## Information given

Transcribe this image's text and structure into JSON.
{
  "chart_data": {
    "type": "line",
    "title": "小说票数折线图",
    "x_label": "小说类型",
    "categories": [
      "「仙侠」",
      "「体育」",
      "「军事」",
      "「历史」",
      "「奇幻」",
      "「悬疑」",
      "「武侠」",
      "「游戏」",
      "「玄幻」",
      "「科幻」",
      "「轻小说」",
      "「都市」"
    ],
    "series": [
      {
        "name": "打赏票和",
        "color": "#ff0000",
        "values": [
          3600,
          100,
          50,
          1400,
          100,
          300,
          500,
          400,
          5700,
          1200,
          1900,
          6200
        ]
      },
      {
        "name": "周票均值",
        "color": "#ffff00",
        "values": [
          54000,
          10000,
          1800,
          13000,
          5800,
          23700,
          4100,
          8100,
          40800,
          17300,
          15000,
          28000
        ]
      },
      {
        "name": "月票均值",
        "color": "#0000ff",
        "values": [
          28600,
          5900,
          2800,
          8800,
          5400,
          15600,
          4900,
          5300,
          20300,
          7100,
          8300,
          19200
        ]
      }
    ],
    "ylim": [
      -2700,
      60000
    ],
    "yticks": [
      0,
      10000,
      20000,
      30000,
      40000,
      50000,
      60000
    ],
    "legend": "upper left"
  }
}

...

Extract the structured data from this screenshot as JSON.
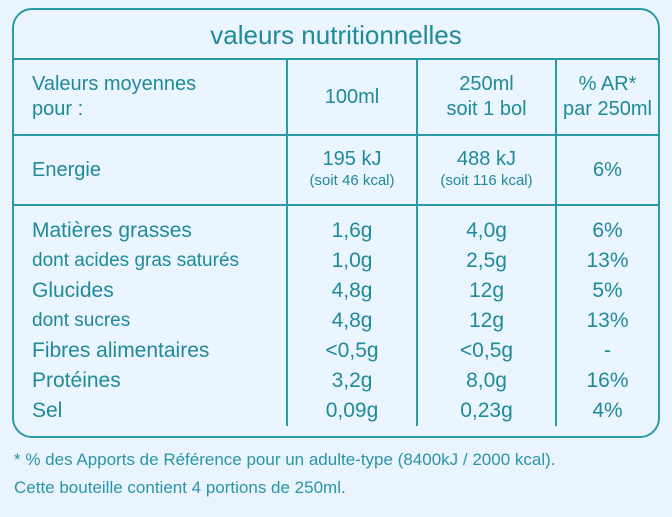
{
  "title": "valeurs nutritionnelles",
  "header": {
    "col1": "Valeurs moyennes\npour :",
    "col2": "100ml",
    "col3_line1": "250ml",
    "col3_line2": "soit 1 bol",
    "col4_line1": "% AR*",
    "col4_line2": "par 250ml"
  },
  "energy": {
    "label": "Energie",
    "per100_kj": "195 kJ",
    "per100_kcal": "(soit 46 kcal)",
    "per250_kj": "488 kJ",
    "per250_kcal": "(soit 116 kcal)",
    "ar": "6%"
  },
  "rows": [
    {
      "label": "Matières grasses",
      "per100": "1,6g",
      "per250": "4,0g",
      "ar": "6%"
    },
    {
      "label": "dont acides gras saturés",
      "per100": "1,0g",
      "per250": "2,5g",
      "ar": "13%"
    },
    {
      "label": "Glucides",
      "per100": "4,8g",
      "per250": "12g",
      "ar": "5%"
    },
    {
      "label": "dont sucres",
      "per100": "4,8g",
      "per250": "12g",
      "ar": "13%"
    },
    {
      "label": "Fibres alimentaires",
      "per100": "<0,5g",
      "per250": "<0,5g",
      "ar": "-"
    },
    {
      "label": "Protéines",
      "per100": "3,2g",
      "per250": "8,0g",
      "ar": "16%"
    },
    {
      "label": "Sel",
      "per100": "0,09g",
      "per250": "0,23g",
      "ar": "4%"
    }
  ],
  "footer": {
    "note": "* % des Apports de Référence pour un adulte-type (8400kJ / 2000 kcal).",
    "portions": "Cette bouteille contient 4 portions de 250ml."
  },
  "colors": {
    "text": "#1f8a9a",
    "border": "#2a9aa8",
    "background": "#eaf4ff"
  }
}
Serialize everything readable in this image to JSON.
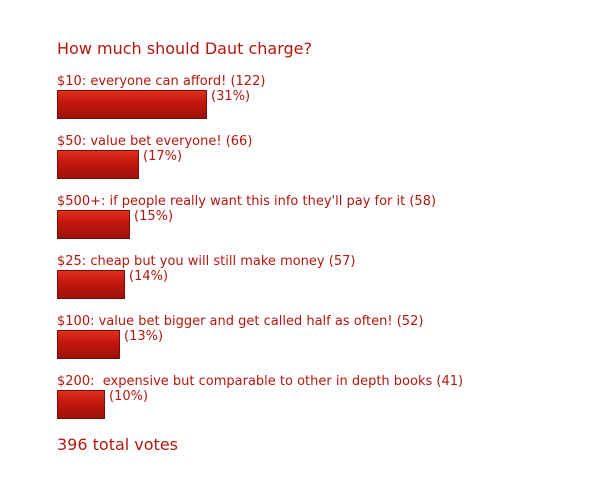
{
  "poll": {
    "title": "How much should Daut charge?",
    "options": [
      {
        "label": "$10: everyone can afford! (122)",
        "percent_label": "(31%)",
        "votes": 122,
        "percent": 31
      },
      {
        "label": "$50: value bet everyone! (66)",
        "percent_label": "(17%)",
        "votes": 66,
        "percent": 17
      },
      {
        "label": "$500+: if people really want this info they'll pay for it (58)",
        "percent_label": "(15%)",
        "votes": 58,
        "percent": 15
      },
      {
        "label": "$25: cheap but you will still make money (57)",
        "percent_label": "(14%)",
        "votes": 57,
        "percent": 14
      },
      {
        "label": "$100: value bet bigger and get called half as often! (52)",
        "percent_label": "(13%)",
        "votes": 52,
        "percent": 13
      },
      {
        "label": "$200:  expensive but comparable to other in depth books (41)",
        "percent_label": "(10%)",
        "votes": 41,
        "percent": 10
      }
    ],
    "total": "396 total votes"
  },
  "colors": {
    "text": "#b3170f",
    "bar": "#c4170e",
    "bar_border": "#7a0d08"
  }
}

## Short problem
Lines that include the word "everyone" are to be extracted from the data above.

## Result
        "label": "$10: everyone can afford! (122)",
        "label": "$50: value bet everyone! (66)",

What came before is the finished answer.